● **PASSAGE SHOWN**
◇ ◇ ◇ ◇ ◇ ◇ ◇

The Bureau for the Organisation of Origins (BOO) is an ongoing, collaborative visual arts project examining issues of identity and notions of origin. As a working bureau, The BOO provides a flexible platform for interdisciplinary discourse prompting artistic gestures concerning notions of heritage, place and belonging while considering the organisational systems that affect everyday experience. The BOO was established in Melbourne, Australia in 2017.
Web https://www.thebureaufortheorganisationoforigins.org/
Insta @thebureau_for_o_o
Email bureau.organisation.origins@gmail.com
Theoretical frames of reference and community of practice:
Invoking Horkheimer and Adorno’s conceptions of a totally administered world[1] and the frustratingly dystopian novels of Franz Kafka[2], Out of Office… draws on the ‘working’ model of an important precedent, The Office of Utopic Procedures (OUP)[3] at Westspace ARI in Melbourne. As a reflection and examination of the complexities of national identity expression, The BOO ’s ongoing concern is manifold. Over time, shifting policies, immigration trends, and the evolution of cultural expressions means that singular perspectives with static representations are insufficient in reflecting the complexity of the whole. The open, working model adopted from OUP supports this.

◇ ◇ ◇ ◇ ◇ ◇ ◇

● **SUPPLIED MATERIAL**

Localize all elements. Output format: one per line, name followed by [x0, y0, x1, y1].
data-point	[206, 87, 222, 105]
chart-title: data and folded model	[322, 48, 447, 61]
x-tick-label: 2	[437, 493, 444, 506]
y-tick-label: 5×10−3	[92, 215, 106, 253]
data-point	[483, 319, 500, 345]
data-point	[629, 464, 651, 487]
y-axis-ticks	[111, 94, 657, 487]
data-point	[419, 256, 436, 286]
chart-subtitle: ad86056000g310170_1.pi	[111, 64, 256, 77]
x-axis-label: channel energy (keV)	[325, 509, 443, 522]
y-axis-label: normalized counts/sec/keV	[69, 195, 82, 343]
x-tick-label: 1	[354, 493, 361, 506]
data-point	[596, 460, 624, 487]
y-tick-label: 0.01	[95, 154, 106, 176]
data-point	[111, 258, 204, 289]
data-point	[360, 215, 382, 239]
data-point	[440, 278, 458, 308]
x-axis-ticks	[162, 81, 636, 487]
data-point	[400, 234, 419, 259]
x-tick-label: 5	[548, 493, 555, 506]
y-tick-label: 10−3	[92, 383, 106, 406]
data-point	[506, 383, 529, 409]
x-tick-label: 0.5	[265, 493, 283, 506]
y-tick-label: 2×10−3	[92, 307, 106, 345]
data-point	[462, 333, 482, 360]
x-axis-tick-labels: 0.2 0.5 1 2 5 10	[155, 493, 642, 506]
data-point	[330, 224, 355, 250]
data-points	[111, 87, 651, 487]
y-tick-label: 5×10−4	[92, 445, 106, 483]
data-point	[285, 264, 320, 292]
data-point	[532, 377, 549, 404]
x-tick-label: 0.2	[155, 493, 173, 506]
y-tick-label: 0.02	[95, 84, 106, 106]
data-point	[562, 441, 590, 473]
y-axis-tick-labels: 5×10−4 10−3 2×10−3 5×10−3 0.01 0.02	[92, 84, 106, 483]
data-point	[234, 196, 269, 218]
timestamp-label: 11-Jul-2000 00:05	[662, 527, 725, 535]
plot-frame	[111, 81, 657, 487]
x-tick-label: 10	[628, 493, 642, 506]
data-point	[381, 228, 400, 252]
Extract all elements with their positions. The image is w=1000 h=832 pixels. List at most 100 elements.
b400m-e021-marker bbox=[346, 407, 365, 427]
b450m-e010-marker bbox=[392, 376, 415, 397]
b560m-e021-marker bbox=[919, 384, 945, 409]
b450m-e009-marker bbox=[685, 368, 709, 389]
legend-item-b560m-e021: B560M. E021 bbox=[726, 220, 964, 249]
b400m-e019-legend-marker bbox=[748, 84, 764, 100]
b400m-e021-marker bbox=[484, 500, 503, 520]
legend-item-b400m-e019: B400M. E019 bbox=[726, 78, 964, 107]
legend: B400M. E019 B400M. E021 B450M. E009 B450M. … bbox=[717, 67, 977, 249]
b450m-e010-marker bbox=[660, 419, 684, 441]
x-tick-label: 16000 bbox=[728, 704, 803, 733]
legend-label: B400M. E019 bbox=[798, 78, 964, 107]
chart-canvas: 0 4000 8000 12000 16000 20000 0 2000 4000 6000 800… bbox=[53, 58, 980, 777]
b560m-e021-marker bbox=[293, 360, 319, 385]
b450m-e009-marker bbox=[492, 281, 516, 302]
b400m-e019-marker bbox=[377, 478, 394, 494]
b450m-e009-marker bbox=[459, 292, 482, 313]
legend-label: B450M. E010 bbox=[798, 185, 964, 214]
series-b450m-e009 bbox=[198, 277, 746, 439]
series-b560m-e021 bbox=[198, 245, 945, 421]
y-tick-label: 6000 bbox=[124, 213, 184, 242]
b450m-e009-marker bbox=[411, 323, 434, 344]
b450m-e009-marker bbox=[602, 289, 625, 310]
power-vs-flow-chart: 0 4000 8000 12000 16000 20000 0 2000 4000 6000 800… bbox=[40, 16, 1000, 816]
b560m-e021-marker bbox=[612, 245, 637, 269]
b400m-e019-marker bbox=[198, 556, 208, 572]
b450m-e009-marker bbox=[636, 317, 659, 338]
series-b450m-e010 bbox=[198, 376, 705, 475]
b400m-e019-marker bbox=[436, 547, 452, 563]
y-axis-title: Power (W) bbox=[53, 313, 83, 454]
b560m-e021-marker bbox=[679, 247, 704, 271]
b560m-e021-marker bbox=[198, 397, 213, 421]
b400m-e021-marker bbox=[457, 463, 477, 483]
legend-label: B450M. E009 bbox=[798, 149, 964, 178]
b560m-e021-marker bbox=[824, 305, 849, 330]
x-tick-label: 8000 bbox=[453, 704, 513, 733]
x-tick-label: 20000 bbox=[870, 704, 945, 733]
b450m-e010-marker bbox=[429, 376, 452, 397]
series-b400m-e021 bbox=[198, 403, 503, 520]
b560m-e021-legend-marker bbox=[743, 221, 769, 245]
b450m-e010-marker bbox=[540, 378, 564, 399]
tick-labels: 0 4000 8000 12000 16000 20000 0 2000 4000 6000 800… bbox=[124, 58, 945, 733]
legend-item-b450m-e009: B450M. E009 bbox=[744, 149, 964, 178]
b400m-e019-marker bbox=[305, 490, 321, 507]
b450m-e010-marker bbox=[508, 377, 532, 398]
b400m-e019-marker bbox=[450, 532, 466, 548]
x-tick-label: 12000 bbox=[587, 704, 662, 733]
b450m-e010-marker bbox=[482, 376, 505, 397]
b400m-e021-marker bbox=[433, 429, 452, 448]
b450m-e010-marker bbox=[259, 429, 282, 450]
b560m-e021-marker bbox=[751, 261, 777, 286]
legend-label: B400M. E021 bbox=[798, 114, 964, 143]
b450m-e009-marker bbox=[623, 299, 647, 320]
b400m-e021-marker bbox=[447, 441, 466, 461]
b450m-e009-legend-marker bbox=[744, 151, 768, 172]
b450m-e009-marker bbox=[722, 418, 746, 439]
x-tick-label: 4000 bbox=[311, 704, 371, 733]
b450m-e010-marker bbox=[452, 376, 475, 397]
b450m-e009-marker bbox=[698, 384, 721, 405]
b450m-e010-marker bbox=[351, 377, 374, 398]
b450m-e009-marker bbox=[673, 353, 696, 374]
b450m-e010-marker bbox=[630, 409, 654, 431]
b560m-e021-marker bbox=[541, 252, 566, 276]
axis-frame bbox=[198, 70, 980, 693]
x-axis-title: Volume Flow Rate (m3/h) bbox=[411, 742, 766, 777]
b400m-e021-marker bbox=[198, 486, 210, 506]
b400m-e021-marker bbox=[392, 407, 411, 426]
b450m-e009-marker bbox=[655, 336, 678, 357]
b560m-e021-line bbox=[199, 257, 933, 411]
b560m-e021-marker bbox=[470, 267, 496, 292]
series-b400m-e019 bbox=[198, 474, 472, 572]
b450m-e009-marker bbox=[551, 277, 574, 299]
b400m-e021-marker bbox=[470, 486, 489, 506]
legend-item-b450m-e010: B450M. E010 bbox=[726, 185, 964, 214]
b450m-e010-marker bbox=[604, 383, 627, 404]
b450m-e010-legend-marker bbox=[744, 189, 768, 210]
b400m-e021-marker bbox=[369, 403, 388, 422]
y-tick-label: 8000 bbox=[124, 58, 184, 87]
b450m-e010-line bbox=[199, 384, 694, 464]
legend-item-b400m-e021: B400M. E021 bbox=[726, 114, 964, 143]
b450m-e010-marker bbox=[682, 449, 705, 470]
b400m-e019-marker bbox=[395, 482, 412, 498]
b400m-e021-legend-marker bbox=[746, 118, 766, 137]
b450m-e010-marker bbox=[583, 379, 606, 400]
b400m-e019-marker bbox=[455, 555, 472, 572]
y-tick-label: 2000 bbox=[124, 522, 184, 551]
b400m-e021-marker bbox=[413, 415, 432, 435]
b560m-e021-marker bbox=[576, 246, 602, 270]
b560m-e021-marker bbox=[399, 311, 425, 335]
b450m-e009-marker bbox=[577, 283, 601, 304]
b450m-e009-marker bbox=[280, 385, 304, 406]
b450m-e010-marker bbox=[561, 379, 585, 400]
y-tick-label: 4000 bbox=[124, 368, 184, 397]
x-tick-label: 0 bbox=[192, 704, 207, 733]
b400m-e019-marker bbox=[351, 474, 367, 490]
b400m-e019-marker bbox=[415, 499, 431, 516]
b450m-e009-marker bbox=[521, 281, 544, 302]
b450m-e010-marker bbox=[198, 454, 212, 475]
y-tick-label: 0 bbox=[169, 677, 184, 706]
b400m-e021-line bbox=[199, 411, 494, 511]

◇ ◇ ◇ ◇ ◇ ◇ ◇

● **TASKS TO PERFORM**
1) According to the Bureau passage, in what city and year was the Bureau established?
2) Write out the stretch of the Bureau passage from "The Bureau for" through "Australia in 2017.".
3) List each contact channel the Bureau passage gives, with its address or handle.
The lines are separate material from the Bureau passage.

● **SOLUTIONS BELOW**
1) Melbourne, Australia, in 2017.

2)
The Bureau for the Organisation of Origins (BOO) is an ongoing, collaborative visual arts project examining issues of identity and notions of origin. As a working bureau, The BOO provides a flexible platform for interdisciplinary discourse prompting artistic gestures concerning notions of heritage, place and belonging while considering the organisational systems that affect everyday experience. The BOO was established in Melbourne, Australia in 2017.

3)
Web: https://www.thebureaufortheorganisationoforigins.org/
Insta: @thebureau_for_o_o
Email: bureau.organisation.origins@gmail.com